> [Exercices à résoudre]:
A – Veuillez recopier, dans l'extrait fourni, le passage allant de « Là-dessus il me » jusqu'à « il me quitta. ».
B – Dans l'extrait fourni, relevez toutes les propositions introduites par « que » dans la phrase qui commence par « Il est vrai que ».

> [Extrait fourni]:
Là-dessus il me donna un frère pour m'accompagner à ma cellule, afin d'y prendre mes papiers et mes certificats. Je les remis au Père, « C'est bien me dit-il pour toute réponse.

Je me félicitais d'une future délivrance: mais, hélas je me trompais.

Deux jours après, comme on me donnait pas de réponse, je fis demander le Père Supérieur. Il vint. Je réclamai mes papiers pour partir. Il me répondit que jamais je ne les aurais, et qu'il préférait les brûler. Là-dessus, il me quitta.

Quelle fut ma surprise, quand, le 16 au matin, il me fit rentrer dans la communauté ! Il est vrai que je ne me mêlais point aux frères: que je prenais mes repas dans une chambre à part; que personne ne m'adressait la parole, ni ne répondait à mes questions, et que j'étais mis au ban comme un hérétique obstiné.

> [Données extraites]:

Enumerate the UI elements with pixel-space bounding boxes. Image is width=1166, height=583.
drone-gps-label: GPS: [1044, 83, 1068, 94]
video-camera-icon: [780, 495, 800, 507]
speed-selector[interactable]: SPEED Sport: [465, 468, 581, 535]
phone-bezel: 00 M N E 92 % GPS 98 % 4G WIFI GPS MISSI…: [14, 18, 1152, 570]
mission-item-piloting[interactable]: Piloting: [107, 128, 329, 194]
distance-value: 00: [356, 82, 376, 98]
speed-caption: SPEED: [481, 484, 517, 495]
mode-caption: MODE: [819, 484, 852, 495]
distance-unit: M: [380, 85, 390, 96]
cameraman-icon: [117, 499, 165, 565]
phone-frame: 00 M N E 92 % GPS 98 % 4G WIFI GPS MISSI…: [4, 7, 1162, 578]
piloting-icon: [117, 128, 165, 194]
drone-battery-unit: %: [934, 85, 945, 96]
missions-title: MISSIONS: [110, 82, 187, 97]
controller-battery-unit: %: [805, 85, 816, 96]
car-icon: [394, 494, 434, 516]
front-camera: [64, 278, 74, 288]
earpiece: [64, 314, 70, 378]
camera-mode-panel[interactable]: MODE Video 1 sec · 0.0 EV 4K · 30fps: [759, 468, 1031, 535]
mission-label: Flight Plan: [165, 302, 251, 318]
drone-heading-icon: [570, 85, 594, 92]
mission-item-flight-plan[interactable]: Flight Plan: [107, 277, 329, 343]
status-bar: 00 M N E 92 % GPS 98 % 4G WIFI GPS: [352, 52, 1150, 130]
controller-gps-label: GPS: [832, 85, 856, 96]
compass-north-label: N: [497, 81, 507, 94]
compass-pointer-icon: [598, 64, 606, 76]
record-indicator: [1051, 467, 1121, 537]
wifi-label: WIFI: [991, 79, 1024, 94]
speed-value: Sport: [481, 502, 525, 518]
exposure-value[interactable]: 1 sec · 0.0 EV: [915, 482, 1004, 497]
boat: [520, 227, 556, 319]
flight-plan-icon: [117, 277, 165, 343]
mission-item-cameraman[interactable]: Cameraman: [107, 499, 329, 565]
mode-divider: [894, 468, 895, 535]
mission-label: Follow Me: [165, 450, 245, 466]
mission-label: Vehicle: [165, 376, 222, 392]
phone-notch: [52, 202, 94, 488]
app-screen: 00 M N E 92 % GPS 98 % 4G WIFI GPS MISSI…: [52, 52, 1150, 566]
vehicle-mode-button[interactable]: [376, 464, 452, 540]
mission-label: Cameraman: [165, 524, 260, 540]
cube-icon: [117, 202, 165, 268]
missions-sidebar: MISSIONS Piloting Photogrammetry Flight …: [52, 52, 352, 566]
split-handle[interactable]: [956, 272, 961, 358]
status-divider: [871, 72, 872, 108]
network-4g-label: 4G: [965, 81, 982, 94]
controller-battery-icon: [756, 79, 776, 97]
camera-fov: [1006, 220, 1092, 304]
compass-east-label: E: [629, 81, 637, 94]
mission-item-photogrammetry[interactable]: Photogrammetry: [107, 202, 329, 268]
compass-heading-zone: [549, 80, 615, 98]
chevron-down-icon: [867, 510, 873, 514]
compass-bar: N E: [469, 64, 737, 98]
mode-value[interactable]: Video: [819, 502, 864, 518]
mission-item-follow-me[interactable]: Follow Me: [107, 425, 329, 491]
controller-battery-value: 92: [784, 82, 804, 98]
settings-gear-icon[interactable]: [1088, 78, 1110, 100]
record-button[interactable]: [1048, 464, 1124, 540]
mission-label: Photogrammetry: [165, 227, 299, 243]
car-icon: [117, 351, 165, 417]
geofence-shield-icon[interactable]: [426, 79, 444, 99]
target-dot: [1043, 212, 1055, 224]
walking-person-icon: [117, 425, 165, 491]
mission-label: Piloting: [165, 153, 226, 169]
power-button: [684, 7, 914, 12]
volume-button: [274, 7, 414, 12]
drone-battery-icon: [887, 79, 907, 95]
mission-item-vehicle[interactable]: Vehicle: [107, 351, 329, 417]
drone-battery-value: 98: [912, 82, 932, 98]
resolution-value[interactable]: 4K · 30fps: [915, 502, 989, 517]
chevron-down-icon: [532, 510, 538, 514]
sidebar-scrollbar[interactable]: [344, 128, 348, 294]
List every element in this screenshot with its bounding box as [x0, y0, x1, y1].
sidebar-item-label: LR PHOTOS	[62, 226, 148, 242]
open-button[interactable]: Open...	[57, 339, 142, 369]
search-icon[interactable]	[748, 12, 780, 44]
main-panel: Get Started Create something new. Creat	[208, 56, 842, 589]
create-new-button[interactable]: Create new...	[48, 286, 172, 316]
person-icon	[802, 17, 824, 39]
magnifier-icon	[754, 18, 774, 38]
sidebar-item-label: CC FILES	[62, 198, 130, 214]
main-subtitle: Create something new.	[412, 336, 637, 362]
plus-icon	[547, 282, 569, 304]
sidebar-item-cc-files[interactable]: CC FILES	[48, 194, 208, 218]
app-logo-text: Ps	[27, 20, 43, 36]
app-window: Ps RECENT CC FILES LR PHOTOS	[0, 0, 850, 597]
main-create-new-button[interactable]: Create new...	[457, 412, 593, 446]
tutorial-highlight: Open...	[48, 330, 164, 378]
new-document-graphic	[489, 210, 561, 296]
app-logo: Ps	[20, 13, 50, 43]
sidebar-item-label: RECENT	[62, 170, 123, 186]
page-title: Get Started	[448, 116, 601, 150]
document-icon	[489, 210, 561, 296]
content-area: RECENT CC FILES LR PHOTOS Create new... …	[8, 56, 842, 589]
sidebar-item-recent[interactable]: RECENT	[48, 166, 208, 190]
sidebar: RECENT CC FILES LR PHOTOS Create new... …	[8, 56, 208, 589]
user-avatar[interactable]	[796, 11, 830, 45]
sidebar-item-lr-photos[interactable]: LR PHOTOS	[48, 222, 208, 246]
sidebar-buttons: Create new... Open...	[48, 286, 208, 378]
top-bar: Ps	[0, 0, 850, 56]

> [Corrigés détaillés]:
A –
Là-dessus il me donna un frère pour m'accompagner à ma cellule, afin d'y prendre mes papiers et mes certificats. Je les remis au Père, « C'est bien me dit-il pour toute réponse.

Je me félicitais d'une future délivrance: mais, hélas je me trompais.

Deux jours après, comme on me donnait pas de réponse, je fis demander le Père Supérieur. Il vint. Je réclamai mes papiers pour partir. Il me répondit que jamais je ne les aurais, et qu'il préférait les brûler. Là-dessus, il me quitta.

B –
- que je ne me mêlais point aux frères
- que je prenais mes repas dans une chambre à part
- que personne ne m'adressait la parole, ni ne répondait à mes questions
- que j'étais mis au ban comme un hérétique obstiné